[Records from a data collection]

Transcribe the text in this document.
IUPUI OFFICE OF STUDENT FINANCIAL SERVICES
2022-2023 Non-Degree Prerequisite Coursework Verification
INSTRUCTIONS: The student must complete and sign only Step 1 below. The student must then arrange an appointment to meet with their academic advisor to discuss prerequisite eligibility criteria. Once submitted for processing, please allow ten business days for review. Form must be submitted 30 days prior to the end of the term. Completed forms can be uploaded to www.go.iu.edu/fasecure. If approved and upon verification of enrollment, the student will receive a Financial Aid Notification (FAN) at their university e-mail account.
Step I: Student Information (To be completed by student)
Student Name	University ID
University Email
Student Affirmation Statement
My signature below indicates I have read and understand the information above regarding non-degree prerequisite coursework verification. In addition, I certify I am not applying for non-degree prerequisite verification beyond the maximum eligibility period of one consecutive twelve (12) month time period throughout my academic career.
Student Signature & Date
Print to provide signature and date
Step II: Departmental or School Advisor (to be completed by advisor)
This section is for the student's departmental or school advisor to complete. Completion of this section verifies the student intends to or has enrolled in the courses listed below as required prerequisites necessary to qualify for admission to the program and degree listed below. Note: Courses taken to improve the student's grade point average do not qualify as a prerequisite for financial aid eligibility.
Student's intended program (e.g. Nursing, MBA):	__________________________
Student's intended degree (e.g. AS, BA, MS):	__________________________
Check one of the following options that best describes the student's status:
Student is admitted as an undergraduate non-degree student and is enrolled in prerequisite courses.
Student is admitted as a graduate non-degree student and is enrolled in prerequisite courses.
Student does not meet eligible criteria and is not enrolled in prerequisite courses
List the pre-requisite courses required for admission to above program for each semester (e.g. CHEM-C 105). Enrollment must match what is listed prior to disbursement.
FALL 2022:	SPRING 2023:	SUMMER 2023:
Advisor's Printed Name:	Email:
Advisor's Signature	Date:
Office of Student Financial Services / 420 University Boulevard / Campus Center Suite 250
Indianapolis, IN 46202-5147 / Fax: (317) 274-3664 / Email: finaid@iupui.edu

Requirement ▸
Each record must be returned exactly as it is written.

Output for this exercise ▸
Transcribe the text in this document.
IUPUI OFFICE OF STUDENT FINANCIAL SERVICES
2022-2023 Non-Degree Prerequisite Coursework Verification
INSTRUCTIONS: The student must complete and sign only Step 1 below. The student must then arrange an appointment to meet with their academic advisor to discuss prerequisite eligibility criteria. Once submitted for processing, please allow ten business days for review. Form must be submitted 30 days prior to the end of the term. Completed forms can be uploaded to www.go.iu.edu/fasecure. If approved and upon verification of enrollment, the student will receive a Financial Aid Notification (FAN) at their university e-mail account.
Step I: Student Information (To be completed by student)
Student Name	University ID
University Email
Student Affirmation Statement
My signature below indicates I have read and understand the information above regarding non-degree prerequisite coursework verification. In addition, I certify I am not applying for non-degree prerequisite verification beyond the maximum eligibility period of one consecutive twelve (12) month time period throughout my academic career.
Student Signature & Date
Print to provide signature and date
Step II: Departmental or School Advisor (to be completed by advisor)
This section is for the student's departmental or school advisor to complete. Completion of this section verifies the student intends to or has enrolled in the courses listed below as required prerequisites necessary to qualify for admission to the program and degree listed below. Note: Courses taken to improve the student's grade point average do not qualify as a prerequisite for financial aid eligibility.
Student's intended program (e.g. Nursing, MBA):	__________________________
Student's intended degree (e.g. AS, BA, MS):	__________________________
Check one of the following options that best describes the student's status:
Student is admitted as an undergraduate non-degree student and is enrolled in prerequisite courses.
Student is admitted as a graduate non-degree student and is enrolled in prerequisite courses.
Student does not meet eligible criteria and is not enrolled in prerequisite courses
List the pre-requisite courses required for admission to above program for each semester (e.g. CHEM-C 105). Enrollment must match what is listed prior to disbursement.
FALL 2022:	SPRING 2023:	SUMMER 2023:
Advisor's Printed Name:	Email:
Advisor's Signature	Date:
Office of Student Financial Services / 420 University Boulevard / Campus Center Suite 250
Indianapolis, IN 46202-5147 / Fax: (317) 274-3664 / Email: finaid@iupui.edu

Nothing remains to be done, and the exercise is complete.